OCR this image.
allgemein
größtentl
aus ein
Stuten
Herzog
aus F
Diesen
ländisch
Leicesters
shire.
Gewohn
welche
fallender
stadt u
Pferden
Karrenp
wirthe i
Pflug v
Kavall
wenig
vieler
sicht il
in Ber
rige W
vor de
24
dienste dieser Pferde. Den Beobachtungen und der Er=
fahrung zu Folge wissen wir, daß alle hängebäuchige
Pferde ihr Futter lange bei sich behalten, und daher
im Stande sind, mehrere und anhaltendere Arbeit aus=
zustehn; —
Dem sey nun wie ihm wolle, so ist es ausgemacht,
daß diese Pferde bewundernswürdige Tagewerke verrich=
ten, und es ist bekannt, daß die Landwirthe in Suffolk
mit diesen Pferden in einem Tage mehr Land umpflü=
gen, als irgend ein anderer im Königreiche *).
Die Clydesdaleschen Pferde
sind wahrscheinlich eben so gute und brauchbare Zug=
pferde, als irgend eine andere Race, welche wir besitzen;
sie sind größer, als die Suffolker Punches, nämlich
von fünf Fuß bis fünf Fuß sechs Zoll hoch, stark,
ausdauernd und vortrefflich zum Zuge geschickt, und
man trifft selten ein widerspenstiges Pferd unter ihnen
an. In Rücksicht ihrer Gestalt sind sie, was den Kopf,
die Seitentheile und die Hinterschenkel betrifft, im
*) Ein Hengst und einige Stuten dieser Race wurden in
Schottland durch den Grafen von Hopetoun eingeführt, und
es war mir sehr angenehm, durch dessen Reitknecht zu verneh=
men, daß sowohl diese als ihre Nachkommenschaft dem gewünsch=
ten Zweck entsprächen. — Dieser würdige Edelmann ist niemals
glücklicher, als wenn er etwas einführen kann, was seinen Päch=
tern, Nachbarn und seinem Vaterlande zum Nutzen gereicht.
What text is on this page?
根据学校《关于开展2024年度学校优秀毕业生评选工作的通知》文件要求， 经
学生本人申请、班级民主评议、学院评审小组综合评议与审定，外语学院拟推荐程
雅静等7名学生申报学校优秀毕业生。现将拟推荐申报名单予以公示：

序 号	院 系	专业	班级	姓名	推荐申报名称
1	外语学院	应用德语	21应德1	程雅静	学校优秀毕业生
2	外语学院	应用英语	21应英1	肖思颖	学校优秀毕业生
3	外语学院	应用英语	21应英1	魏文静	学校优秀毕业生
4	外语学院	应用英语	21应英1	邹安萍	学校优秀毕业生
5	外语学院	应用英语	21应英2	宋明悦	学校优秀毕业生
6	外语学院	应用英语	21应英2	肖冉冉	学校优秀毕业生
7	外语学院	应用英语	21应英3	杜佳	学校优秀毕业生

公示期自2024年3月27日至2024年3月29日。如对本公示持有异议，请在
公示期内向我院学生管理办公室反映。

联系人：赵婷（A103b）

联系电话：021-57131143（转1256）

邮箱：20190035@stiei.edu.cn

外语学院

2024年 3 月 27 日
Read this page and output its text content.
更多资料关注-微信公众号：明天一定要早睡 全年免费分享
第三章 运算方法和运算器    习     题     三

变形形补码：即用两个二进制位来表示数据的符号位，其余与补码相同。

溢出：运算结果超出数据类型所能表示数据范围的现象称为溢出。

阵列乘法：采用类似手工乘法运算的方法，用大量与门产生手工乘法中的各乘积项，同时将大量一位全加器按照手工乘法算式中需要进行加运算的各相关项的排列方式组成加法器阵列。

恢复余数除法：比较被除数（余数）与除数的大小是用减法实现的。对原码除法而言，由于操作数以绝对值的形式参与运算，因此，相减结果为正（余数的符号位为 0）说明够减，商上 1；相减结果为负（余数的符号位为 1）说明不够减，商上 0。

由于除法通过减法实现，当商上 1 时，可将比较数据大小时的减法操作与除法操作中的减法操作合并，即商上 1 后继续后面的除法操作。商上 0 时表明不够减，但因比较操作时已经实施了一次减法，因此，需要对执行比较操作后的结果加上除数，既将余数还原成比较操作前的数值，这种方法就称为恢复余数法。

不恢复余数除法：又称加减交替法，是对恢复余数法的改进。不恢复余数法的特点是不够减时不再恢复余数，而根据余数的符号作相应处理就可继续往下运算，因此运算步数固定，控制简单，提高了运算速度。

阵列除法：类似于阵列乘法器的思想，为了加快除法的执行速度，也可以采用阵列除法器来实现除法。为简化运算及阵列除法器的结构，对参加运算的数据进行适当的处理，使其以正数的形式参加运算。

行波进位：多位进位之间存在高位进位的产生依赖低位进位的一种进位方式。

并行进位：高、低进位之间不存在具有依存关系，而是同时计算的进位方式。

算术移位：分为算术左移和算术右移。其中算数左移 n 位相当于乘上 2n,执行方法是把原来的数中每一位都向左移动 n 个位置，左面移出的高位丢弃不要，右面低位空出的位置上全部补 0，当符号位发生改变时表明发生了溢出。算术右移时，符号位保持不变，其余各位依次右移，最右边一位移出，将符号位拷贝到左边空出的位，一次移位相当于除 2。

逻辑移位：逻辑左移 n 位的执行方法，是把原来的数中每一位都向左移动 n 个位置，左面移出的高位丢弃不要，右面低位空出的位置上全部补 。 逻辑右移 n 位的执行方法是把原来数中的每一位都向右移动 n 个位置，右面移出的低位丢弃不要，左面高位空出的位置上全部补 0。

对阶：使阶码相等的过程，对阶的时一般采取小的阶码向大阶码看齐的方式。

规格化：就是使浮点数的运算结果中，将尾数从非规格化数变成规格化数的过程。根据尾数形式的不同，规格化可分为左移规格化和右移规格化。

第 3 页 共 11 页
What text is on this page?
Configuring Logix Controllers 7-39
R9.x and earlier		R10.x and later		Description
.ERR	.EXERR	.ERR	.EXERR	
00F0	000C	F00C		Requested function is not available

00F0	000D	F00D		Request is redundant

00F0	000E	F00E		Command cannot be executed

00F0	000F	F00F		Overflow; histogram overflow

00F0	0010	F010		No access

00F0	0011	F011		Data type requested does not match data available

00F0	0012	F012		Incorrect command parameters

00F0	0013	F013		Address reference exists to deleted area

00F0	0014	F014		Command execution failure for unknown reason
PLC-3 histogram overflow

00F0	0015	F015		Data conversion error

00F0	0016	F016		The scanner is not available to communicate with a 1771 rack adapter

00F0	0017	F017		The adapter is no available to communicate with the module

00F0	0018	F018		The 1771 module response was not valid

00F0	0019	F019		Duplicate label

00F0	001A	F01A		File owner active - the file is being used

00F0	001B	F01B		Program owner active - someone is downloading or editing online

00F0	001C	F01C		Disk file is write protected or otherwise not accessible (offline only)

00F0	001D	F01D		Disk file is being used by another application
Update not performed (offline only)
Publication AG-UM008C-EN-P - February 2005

Aim of the exercise: In the records above, locate each line with the word "overflow". Copy all such lines.

Worked solution:
00F0	000F	F00F		Overflow; histogram overflow
PLC-3 histogram overflow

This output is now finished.